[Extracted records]
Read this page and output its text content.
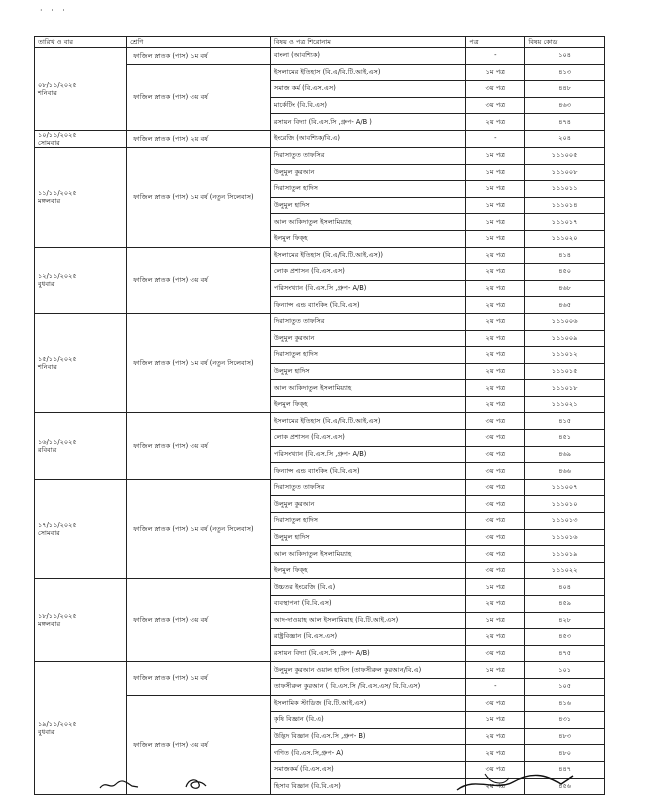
· · ·
তারিখ ও বার	শ্রেণি	বিষয় ও পত্র শিরোনাম	পত্র	বিষয় কোড

০৮/১১/২০২৫
শনিবার	ফাজিল স্নাতক (পাস) ১ম বর্ষ	বাংলা (আবশ্যিক)	-	১০৪
	ফাজিল স্নাতক (পাস) ৩য় বর্ষ	ইসলামের ইতিহাস (বি.এ/বি.টি.আই.এস)	১ম পত্র	৪১৩
		সমাজ কর্ম (বি.এস.এস)	৩য় পত্র	৪৪৮
		মার্কেটিং (বি.বি.এস)	৩য় পত্র	৪৬৩
		রসায়ন বিদ্যা (বি.এস.সি ,গ্রুপ- A/B )	২য় পত্র	৪৭৪

১০/১১/২০২৫
সোমবার	ফাজিল স্নাতক (পাস) ২য় বর্ষ	ইংরেজি (আবশ্যিক/বি.এ)	-	২০৪

১১/১১/২০২৫
মঙ্গলবার	ফাজিল স্নাতক (পাস) ১ম বর্ষ (নতুন সিলেবাস)	দিরাসাতুত তাফসির	১ম পত্র	১১১০০৫
		উলুমুল কুরআন	১ম পত্র	১১১০০৮
		দিরাসাতুল হাদিস	১ম পত্র	১১১০১১
		উলুমুল হাদিস	১ম পত্র	১১১০১৪
		আল আকিদাতুল ইসলামিয়্যাহ	১ম পত্র	১১১০১৭
		ইলমুল ফিক্‌হ	১ম পত্র	১১১০২০

১২/১১/২০২৫
বুধবার	ফাজিল স্নাতক (পাস) ৩য় বর্ষ	ইসলামের ইতিহাস (বি.এ/বি.টি.আই.এস))	২য় পত্র	৪১৪
		লোক প্রশাসন (বি.এস.এস)	২য় পত্র	৪৫০
		পরিসংখ্যান (বি.এস.সি ,গ্রুপ- A/B)	২য় পত্র	৪৬৮
		ফিন্যান্স এন্ড ব্যাংকিং (বি.বি.এস)	২য় পত্র	৪৬৫

১৫/১১/২০২৫
শনিবার	ফাজিল স্নাতক (পাস) ১ম বর্ষ (নতুন সিলেবাস)	দিরাসাতুত তাফসির	২য় পত্র	১১১০০৬
		উলুমুল কুরআন	২য় পত্র	১১১০০৯
		দিরাসাতুল হাদিস	২য় পত্র	১১১০১২
		উলুমুল হাদিস	২য় পত্র	১১১০১৫
		আল আকিদাতুল ইসলামিয়্যাহ	২য় পত্র	১১১০১৮
		ইলমুল ফিক্‌হ	২য় পত্র	১১১০২১

১৬/১১/২০২৫
রবিবার	ফাজিল স্নাতক (পাস) ৩য় বর্ষ	ইসলামের ইতিহাস (বি.এ/বি.টি.আই.এস)	৩য় পত্র	৪১৫
		লোক প্রশাসন (বি.এস.এস)	৩য় পত্র	৪৫১
		পরিসংখ্যান (বি.এস.সি ,গ্রুপ- A/B)	৩য় পত্র	৪৬৯
		ফিন্যান্স এন্ড ব্যাংকিং (বি.বি.এস)	৩য় পত্র	৪৬৬

১৭/১১/২০২৫
সোমবার	ফাজিল স্নাতক (পাস) ১ম বর্ষ (নতুন সিলেবাস)	দিরাসাতুত তাফসির	৩য় পত্র	১১১০০৭
		উলুমুল কুরআন	৩য় পত্র	১১১০১০
		দিরাসাতুল হাদিস	৩য় পত্র	১১১০১৩
		উলুমুল হাদিস	৩য় পত্র	১১১০১৬
		আল আকিদাতুল ইসলামিয়্যাহ	৩য় পত্র	১১১০১৯
		ইলমুল ফিক্‌হ	৩য় পত্র	১১১০২২

১৮/১১/২০২৫
মঙ্গলবার	ফাজিল স্নাতক (পাস) ৩য় বর্ষ	উচ্চতর ইংরেজি (বি.এ)	১ম পত্র	৪০৪
		ব্যবস্থাপনা (বি.বি.এস)	২য় পত্র	৪৫৯
		আদ-দাওয়াহ আল ইসলামিয়াহ (বি.টি.আই.এস)	১ম পত্র	৪২৮
		রাষ্ট্রবিজ্ঞান (বি.এস.এস)	২য় পত্র	৪৫৩
		রসায়ন বিদ্যা (বি.এস.সি ,গ্রুপ- A/B)	৩য় পত্র	৪৭৫

১৯/১১/২০২৫
বুধবার	ফাজিল স্নাতক (পাস) ১ম বর্ষ	উলুমুল কুরআন ওয়াল হাদিস (তাফসীরুল কুরআন/বি.এ)	১ম পত্র	১০১
		তাফসীরুল কুরআন ( বি.এস.সি /বি.এস.এস/ বি.বি.এস)	-	১০৫
	ফাজিল স্নাতক (পাস) ৩য় বর্ষ	ইসলামিক স্টাডিজ (বি.টি.আই.এস)	৩য় পত্র	৪১৬
		কৃষি বিজ্ঞান (বি.এ)	১ম পত্র	৪৩১
		উদ্ভিদ বিজ্ঞান (বি.এস.সি ,গ্রুপ- B)	২য় পত্র	৪৮৩
		গণিত (বি.এস.সি,গ্রুপ- A)	২য় পত্র	৪৮০
		সমাজকর্ম (বি.এস.এস)	৩য় পত্র	৪৪৭
		হিসাব বিজ্ঞান (বি.বি.এস)	২য় পত্র	৪৫৬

§ **What the exercise asks**
Leave out all pictures, then copy the remaining material exactly.

§ **Response to the exercise**
Read this page and output its text content.
· · ·
তারিখ ও বার	শ্রেণি	বিষয় ও পত্র শিরোনাম	পত্র	বিষয় কোড

০৮/১১/২০২৫
শনিবার	ফাজিল স্নাতক (পাস) ১ম বর্ষ	বাংলা (আবশ্যিক)	-	১০৪
	ফাজিল স্নাতক (পাস) ৩য় বর্ষ	ইসলামের ইতিহাস (বি.এ/বি.টি.আই.এস)	১ম পত্র	৪১৩
		সমাজ কর্ম (বি.এস.এস)	৩য় পত্র	৪৪৮
		মার্কেটিং (বি.বি.এস)	৩য় পত্র	৪৬৩
		রসায়ন বিদ্যা (বি.এস.সি ,গ্রুপ- A/B )	২য় পত্র	৪৭৪

১০/১১/২০২৫
সোমবার	ফাজিল স্নাতক (পাস) ২য় বর্ষ	ইংরেজি (আবশ্যিক/বি.এ)	-	২০৪

১১/১১/২০২৫
মঙ্গলবার	ফাজিল স্নাতক (পাস) ১ম বর্ষ (নতুন সিলেবাস)	দিরাসাতুত তাফসির	১ম পত্র	১১১০০৫
		উলুমুল কুরআন	১ম পত্র	১১১০০৮
		দিরাসাতুল হাদিস	১ম পত্র	১১১০১১
		উলুমুল হাদিস	১ম পত্র	১১১০১৪
		আল আকিদাতুল ইসলামিয়্যাহ	১ম পত্র	১১১০১৭
		ইলমুল ফিক্‌হ	১ম পত্র	১১১০২০

১২/১১/২০২৫
বুধবার	ফাজিল স্নাতক (পাস) ৩য় বর্ষ	ইসলামের ইতিহাস (বি.এ/বি.টি.আই.এস))	২য় পত্র	৪১৪
		লোক প্রশাসন (বি.এস.এস)	২য় পত্র	৪৫০
		পরিসংখ্যান (বি.এস.সি ,গ্রুপ- A/B)	২য় পত্র	৪৬৮
		ফিন্যান্স এন্ড ব্যাংকিং (বি.বি.এস)	২য় পত্র	৪৬৫

১৫/১১/২০২৫
শনিবার	ফাজিল স্নাতক (পাস) ১ম বর্ষ (নতুন সিলেবাস)	দিরাসাতুত তাফসির	২য় পত্র	১১১০০৬
		উলুমুল কুরআন	২য় পত্র	১১১০০৯
		দিরাসাতুল হাদিস	২য় পত্র	১১১০১২
		উলুমুল হাদিস	২য় পত্র	১১১০১৫
		আল আকিদাতুল ইসলামিয়্যাহ	২য় পত্র	১১১০১৮
		ইলমুল ফিক্‌হ	২য় পত্র	১১১০২১

১৬/১১/২০২৫
রবিবার	ফাজিল স্নাতক (পাস) ৩য় বর্ষ	ইসলামের ইতিহাস (বি.এ/বি.টি.আই.এস)	৩য় পত্র	৪১৫
		লোক প্রশাসন (বি.এস.এস)	৩য় পত্র	৪৫১
		পরিসংখ্যান (বি.এস.সি ,গ্রুপ- A/B)	৩য় পত্র	৪৬৯
		ফিন্যান্স এন্ড ব্যাংকিং (বি.বি.এস)	৩য় পত্র	৪৬৬

১৭/১১/২০২৫
সোমবার	ফাজিল স্নাতক (পাস) ১ম বর্ষ (নতুন সিলেবাস)	দিরাসাতুত তাফসির	৩য় পত্র	১১১০০৭
		উলুমুল কুরআন	৩য় পত্র	১১১০১০
		দিরাসাতুল হাদিস	৩য় পত্র	১১১০১৩
		উলুমুল হাদিস	৩য় পত্র	১১১০১৬
		আল আকিদাতুল ইসলামিয়্যাহ	৩য় পত্র	১১১০১৯
		ইলমুল ফিক্‌হ	৩য় পত্র	১১১০২২

১৮/১১/২০২৫
মঙ্গলবার	ফাজিল স্নাতক (পাস) ৩য় বর্ষ	উচ্চতর ইংরেজি (বি.এ)	১ম পত্র	৪০৪
		ব্যবস্থাপনা (বি.বি.এস)	২য় পত্র	৪৫৯
		আদ-দাওয়াহ আল ইসলামিয়াহ (বি.টি.আই.এস)	১ম পত্র	৪২৮
		রাষ্ট্রবিজ্ঞান (বি.এস.এস)	২য় পত্র	৪৫৩
		রসায়ন বিদ্যা (বি.এস.সি ,গ্রুপ- A/B)	৩য় পত্র	৪৭৫

১৯/১১/২০২৫
বুধবার	ফাজিল স্নাতক (পাস) ১ম বর্ষ	উলুমুল কুরআন ওয়াল হাদিস (তাফসীরুল কুরআন/বি.এ)	১ম পত্র	১০১
		তাফসীরুল কুরআন ( বি.এস.সি /বি.এস.এস/ বি.বি.এস)	-	১০৫
	ফাজিল স্নাতক (পাস) ৩য় বর্ষ	ইসলামিক স্টাডিজ (বি.টি.আই.এস)	৩য় পত্র	৪১৬
		কৃষি বিজ্ঞান (বি.এ)	১ম পত্র	৪৩১
		উদ্ভিদ বিজ্ঞান (বি.এস.সি ,গ্রুপ- B)	২য় পত্র	৪৮৩
		গণিত (বি.এস.সি,গ্রুপ- A)	২য় পত্র	৪৮০
		সমাজকর্ম (বি.এস.এস)	৩য় পত্র	৪৪৭
		হিসাব বিজ্ঞান (বি.বি.এস)	২য় পত্র	৪৫৬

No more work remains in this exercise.